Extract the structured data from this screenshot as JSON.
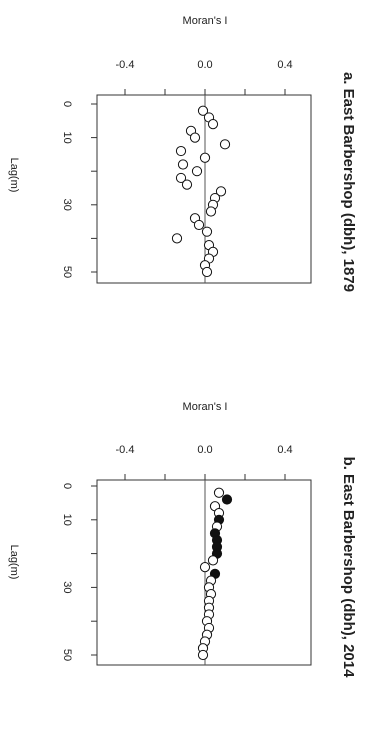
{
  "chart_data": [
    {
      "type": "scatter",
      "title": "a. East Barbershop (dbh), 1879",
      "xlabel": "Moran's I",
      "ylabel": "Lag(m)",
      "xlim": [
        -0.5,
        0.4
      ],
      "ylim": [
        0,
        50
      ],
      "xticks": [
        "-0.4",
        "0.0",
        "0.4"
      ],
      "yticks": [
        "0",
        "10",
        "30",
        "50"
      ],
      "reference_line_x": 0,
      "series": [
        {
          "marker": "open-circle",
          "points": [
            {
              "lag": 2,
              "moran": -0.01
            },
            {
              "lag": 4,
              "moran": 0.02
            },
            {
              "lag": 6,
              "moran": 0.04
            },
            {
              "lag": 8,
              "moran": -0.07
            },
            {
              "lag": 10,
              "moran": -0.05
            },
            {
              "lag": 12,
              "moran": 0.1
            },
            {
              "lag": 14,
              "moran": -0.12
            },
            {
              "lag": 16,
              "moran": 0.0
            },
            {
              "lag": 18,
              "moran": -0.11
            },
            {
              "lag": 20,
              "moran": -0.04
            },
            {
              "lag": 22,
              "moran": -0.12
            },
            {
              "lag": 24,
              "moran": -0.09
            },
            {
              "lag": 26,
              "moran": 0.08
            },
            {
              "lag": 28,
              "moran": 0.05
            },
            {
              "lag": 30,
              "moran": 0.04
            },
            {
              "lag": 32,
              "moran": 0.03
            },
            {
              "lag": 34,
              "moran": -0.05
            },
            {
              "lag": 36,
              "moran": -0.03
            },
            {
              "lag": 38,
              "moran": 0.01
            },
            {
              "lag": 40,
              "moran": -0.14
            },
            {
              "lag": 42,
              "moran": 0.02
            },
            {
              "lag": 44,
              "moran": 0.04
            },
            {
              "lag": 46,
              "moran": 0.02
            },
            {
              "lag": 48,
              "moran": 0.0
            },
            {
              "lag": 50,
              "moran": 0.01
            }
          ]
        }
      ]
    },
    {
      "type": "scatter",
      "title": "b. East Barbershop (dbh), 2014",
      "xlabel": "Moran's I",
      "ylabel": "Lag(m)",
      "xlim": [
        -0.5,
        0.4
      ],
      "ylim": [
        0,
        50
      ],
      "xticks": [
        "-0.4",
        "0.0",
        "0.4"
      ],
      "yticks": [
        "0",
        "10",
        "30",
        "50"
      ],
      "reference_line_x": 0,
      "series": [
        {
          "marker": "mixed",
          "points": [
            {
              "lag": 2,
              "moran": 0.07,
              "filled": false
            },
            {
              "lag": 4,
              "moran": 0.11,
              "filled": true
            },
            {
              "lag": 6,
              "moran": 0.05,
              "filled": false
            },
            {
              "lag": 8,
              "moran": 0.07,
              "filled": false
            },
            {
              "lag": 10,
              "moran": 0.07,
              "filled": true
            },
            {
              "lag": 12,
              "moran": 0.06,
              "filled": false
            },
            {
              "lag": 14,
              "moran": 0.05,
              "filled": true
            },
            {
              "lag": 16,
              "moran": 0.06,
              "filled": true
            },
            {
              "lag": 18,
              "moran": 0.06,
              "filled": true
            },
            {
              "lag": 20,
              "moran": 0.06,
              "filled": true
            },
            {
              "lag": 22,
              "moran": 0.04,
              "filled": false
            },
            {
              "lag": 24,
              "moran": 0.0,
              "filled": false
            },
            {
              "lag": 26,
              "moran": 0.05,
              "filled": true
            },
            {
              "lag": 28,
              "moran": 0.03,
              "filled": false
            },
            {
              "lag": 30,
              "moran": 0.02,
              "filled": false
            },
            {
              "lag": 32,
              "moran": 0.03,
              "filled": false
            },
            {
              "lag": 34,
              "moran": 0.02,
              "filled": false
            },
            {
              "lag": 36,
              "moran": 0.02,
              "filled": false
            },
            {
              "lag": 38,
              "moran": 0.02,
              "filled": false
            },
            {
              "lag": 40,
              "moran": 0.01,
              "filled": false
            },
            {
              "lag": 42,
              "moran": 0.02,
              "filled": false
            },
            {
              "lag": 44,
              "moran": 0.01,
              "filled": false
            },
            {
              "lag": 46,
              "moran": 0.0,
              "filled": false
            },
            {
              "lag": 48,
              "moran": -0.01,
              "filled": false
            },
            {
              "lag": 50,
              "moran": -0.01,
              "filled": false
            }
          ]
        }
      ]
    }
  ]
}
——
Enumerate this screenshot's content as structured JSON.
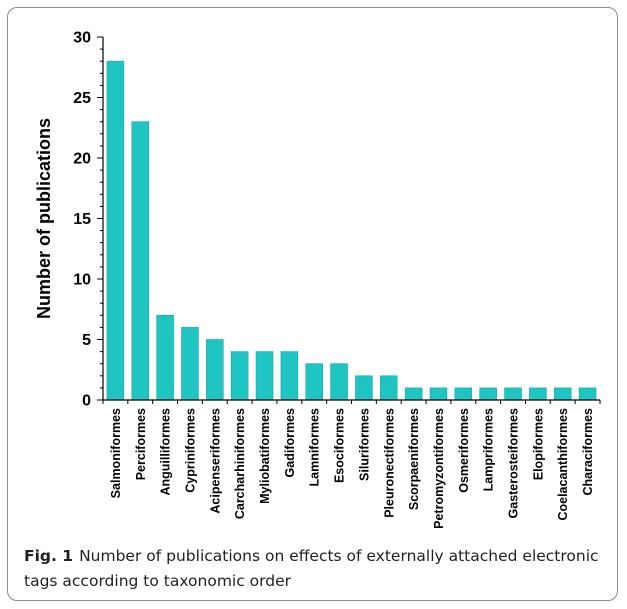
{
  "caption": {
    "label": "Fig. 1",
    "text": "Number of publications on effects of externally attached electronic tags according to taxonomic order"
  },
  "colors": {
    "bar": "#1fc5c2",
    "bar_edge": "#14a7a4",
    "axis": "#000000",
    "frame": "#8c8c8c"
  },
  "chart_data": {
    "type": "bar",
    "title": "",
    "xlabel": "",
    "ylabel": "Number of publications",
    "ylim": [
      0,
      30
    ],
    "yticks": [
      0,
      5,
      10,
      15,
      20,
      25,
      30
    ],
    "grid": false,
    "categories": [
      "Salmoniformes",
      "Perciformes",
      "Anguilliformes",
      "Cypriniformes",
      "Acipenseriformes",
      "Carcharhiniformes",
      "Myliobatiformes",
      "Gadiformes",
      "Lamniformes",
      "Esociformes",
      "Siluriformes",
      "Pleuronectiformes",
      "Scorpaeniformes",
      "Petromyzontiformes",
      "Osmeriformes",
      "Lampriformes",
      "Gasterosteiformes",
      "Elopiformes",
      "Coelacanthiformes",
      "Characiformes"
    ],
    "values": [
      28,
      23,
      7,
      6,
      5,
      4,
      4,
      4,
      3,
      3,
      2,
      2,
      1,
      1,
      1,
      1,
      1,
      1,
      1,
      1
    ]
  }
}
——
Within the entries above, work out how many lines contain the word "screenshot". The number alone is the answer.

- _WRITTEN SOLUTION_:
2